- **Short task**
Check every line of the entries below for the word "butter", and copy the ones that have it.

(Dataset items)
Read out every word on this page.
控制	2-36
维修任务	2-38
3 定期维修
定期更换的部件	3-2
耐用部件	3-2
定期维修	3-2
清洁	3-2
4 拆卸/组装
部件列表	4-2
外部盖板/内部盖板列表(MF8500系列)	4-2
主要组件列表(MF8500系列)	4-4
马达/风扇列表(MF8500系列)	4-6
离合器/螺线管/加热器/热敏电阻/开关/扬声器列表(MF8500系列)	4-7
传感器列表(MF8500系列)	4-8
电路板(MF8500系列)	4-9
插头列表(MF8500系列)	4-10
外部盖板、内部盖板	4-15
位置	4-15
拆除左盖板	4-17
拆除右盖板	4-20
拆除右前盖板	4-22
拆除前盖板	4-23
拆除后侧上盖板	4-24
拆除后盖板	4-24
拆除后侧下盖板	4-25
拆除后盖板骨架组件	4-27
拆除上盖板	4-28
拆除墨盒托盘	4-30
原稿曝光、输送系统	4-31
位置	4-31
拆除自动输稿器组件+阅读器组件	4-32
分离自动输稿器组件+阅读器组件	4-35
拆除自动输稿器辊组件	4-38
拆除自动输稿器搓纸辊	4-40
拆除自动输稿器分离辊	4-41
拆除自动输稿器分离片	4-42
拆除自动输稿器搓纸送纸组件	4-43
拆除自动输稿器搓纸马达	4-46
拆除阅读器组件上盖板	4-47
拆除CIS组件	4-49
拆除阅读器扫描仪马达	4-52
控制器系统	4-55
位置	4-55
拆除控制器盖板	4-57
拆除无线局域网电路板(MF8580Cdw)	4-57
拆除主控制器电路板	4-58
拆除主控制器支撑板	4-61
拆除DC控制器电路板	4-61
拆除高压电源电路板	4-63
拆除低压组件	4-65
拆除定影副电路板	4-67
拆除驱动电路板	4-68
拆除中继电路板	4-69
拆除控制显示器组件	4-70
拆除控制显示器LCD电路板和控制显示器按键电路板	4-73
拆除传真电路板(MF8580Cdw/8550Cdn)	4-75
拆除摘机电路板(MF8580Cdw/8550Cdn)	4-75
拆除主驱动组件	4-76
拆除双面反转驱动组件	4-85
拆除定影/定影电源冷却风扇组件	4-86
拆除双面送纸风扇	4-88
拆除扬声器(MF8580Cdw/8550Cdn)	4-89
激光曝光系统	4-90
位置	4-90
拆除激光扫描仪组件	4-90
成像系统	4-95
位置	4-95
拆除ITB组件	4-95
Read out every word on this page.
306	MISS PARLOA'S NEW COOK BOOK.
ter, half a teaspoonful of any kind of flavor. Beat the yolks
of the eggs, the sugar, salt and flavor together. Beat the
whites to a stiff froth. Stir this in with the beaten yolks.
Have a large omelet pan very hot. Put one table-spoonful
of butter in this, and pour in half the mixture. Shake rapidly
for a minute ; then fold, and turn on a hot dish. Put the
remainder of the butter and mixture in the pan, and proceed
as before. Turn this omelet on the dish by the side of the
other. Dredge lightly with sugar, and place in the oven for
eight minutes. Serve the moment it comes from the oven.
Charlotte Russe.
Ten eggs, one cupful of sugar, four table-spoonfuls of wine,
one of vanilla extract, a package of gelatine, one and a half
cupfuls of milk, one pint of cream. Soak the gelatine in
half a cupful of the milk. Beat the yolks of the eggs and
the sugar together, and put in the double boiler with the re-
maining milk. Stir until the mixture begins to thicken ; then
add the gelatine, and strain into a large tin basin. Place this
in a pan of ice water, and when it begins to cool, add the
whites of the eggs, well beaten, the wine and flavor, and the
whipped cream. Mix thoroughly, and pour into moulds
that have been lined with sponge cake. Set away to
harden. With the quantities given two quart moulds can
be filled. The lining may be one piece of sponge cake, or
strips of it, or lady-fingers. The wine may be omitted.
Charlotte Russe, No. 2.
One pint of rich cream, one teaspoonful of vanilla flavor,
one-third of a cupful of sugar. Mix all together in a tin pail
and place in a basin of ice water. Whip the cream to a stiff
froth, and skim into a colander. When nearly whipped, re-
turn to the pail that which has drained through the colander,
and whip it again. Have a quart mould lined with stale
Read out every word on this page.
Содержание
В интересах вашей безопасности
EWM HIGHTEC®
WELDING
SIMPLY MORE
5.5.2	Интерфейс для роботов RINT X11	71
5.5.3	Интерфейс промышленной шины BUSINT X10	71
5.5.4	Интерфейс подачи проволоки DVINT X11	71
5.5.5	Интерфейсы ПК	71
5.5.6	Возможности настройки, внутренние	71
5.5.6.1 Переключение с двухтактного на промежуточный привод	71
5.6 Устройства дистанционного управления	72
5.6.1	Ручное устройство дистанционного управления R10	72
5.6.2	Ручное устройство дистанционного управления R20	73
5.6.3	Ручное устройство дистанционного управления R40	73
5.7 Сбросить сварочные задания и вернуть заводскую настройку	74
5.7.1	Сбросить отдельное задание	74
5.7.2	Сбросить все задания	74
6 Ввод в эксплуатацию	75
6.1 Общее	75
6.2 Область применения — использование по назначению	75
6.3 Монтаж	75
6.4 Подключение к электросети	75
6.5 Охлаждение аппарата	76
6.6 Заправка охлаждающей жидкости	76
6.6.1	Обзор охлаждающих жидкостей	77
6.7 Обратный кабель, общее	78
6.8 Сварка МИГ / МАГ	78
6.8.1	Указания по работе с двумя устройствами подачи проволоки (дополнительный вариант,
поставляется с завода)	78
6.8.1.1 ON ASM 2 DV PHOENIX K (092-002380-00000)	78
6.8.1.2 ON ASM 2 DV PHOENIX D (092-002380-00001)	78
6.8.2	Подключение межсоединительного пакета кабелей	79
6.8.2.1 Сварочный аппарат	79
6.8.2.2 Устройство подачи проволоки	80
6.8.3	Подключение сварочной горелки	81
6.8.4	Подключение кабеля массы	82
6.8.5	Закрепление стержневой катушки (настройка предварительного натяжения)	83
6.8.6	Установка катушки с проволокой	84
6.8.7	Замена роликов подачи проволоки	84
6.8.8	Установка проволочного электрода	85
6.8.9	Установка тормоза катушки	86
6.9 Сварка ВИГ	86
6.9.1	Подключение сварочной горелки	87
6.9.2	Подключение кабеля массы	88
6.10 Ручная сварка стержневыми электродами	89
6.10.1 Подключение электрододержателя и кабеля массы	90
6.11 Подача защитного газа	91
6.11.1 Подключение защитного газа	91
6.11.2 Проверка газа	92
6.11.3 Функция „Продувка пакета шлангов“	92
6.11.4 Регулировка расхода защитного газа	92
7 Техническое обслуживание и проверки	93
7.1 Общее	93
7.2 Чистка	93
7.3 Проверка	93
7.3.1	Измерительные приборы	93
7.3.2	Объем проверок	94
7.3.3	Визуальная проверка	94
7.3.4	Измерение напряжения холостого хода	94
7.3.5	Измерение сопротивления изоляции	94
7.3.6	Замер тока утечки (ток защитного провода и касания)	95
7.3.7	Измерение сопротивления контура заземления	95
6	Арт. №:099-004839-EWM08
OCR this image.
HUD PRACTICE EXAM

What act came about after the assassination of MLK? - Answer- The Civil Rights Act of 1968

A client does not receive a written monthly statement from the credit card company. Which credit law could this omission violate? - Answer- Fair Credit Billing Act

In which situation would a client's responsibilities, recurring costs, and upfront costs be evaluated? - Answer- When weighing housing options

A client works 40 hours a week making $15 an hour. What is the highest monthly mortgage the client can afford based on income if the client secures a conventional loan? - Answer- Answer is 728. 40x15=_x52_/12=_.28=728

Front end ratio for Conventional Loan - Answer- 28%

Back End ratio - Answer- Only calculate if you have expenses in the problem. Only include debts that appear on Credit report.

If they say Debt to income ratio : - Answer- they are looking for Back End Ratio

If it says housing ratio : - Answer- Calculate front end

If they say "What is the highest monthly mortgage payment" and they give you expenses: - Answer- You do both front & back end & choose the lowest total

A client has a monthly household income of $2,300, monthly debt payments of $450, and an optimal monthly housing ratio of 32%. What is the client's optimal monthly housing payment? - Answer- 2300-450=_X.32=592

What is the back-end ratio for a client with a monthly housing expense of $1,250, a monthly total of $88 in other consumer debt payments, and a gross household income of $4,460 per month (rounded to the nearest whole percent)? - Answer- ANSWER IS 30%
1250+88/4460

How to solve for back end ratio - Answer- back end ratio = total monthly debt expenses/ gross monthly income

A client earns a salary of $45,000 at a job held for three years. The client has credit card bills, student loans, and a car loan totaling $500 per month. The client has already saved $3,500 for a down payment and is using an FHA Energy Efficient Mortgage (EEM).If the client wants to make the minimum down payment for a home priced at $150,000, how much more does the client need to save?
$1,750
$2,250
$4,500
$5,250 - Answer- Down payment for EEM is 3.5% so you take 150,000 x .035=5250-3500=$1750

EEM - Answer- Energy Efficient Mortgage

- **Written solution**
of butter in this, and pour in half the mixture. Shake rapidly
remainder of the butter and mixture in the pan, and proceed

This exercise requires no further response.